Données de l'exercice>
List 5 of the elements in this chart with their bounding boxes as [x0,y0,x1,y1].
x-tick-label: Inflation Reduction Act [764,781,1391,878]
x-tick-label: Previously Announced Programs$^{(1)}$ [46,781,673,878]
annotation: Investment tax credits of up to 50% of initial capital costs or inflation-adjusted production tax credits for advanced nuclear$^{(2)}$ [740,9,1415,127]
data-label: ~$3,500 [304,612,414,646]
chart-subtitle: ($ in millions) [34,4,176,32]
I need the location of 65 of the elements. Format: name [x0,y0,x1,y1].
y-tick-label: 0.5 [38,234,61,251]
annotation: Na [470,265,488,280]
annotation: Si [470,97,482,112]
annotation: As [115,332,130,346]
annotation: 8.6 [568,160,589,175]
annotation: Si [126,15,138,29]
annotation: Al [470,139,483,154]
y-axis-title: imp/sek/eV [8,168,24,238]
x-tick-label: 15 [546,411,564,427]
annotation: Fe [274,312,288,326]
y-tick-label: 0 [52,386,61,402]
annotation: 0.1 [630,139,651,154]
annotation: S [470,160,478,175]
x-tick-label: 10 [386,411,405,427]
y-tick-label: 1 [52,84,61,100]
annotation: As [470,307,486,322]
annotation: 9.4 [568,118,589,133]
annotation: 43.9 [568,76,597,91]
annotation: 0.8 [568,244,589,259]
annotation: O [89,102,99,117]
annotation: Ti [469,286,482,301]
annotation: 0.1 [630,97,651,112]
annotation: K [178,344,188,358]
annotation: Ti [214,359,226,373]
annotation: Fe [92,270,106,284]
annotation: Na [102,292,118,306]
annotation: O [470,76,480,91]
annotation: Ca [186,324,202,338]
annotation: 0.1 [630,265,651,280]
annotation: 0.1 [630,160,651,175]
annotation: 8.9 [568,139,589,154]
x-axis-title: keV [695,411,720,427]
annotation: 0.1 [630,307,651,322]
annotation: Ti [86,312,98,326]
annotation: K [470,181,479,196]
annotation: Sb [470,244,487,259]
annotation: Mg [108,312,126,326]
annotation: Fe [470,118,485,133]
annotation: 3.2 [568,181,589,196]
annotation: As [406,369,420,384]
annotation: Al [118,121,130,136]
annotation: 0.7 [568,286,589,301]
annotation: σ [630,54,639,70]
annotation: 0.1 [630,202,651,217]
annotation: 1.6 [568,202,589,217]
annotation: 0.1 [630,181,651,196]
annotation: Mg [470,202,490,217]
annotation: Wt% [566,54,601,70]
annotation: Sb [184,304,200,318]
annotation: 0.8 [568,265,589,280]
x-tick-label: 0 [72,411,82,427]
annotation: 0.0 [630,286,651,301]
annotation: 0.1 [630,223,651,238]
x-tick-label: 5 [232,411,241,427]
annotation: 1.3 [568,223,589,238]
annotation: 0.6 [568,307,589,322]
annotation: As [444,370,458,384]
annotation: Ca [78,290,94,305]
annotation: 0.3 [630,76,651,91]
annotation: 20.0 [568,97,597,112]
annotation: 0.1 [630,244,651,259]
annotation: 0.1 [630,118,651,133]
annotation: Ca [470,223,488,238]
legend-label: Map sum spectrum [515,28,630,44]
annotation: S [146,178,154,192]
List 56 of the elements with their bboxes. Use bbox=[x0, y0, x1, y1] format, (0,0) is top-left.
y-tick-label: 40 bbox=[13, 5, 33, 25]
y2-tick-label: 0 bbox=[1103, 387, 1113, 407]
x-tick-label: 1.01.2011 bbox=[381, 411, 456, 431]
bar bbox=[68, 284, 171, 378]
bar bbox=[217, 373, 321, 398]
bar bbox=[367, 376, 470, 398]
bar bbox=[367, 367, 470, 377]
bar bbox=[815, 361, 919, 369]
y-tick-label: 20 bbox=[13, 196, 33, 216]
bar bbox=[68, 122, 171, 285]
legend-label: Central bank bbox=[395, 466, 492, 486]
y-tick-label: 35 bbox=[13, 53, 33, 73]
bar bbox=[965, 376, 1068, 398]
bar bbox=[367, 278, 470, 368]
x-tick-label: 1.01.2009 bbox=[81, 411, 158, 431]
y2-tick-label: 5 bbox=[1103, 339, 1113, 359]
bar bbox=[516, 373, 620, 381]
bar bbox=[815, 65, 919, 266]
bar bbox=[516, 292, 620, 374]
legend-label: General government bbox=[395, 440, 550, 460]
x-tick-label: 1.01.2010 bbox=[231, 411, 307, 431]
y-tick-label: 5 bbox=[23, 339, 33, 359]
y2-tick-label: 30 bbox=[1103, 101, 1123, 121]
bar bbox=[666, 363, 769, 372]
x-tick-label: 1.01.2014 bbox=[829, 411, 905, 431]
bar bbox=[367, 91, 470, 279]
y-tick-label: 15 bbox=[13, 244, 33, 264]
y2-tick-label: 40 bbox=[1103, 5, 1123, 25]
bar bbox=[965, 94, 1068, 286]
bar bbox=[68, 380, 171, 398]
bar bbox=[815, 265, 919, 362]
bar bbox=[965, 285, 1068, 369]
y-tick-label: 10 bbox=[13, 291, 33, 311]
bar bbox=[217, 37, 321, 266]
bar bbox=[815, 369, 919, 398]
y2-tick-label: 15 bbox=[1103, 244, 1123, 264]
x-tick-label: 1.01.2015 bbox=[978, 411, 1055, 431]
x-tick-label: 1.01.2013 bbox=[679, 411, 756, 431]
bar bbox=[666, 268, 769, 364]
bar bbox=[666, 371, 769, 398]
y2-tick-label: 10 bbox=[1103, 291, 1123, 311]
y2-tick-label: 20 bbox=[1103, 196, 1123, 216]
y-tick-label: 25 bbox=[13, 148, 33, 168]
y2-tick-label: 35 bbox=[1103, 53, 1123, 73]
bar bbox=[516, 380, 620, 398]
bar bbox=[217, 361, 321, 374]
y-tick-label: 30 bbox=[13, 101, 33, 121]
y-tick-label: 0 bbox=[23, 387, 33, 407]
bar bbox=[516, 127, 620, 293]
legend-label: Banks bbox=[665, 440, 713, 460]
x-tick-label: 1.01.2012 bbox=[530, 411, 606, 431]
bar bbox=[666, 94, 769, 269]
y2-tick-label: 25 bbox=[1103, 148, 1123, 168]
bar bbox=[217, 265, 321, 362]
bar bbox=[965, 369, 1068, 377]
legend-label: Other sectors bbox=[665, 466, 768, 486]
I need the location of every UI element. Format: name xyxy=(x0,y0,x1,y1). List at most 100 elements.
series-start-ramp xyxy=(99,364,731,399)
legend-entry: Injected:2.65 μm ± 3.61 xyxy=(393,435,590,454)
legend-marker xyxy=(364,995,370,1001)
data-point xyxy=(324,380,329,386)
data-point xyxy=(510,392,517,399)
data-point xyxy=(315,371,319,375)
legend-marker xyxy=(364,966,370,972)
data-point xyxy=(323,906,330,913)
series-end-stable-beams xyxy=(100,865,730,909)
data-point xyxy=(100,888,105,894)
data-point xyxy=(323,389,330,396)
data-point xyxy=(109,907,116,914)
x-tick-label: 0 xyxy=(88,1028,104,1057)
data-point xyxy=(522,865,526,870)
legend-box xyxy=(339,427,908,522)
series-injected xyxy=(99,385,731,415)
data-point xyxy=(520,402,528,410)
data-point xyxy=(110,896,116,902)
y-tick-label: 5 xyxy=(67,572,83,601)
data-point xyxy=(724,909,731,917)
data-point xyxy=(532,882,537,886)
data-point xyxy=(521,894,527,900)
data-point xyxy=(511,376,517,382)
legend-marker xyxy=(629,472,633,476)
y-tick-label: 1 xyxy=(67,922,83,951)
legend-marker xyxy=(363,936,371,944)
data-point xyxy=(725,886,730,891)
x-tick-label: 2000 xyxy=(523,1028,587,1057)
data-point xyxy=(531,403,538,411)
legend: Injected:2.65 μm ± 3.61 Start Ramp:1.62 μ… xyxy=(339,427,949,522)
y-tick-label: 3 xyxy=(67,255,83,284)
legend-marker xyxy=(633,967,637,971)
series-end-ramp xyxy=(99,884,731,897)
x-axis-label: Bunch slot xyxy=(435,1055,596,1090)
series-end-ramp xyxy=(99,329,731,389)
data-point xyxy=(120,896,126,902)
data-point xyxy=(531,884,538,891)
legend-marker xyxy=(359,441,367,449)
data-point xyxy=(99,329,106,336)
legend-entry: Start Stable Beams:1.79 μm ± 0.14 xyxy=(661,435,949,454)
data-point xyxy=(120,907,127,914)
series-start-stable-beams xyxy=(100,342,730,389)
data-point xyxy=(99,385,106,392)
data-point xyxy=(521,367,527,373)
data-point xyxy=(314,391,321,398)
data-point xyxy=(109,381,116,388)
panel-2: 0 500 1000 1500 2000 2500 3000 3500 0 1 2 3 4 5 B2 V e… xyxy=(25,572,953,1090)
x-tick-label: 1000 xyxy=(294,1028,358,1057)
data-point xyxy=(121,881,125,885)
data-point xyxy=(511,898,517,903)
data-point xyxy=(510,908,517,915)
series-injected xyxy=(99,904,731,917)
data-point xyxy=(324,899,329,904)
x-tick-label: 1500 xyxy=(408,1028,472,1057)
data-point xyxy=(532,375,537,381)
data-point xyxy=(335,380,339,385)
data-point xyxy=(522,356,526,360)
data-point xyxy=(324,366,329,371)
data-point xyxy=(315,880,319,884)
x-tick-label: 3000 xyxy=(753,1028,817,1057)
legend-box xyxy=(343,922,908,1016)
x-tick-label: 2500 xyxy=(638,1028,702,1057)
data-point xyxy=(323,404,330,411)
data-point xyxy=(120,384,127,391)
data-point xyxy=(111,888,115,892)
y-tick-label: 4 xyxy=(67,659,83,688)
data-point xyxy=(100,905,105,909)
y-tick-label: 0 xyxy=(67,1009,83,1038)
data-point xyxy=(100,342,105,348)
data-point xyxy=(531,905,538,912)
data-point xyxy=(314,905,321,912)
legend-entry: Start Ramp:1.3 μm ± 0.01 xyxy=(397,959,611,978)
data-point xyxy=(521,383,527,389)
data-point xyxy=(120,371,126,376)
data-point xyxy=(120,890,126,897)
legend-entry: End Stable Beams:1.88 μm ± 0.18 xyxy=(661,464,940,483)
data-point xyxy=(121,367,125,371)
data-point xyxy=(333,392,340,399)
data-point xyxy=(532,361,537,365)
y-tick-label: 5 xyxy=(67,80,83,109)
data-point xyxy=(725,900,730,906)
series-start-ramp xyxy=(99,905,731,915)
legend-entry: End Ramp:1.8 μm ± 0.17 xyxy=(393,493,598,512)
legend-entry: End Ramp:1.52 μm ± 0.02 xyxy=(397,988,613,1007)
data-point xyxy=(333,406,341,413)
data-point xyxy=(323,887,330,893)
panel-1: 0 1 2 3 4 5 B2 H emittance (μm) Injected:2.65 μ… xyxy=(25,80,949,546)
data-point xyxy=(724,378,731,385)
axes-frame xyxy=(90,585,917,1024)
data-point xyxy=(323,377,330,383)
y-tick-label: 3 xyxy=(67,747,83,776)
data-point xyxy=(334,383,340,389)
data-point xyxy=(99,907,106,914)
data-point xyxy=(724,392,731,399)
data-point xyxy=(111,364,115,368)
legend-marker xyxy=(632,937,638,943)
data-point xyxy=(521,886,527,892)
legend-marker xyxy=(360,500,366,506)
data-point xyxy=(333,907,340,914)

Consigne> Convertissez en liste numérotée la partie des données qui s'ouvre au tout début et se ferme avec la ligne contenant « x-tick-label: Previously Announced », ces deux bornes comprises. Omettez les lignes vides.

Réponse>
1. List 5 of the elements in this chart with their bounding boxes as [x0,y0,x1,y1].
2. x-tick-label: Inflation Reduction Act [764,781,1391,878]
3. x-tick-label: Previously Announced Programs$^{(1)}$ [46,781,673,878]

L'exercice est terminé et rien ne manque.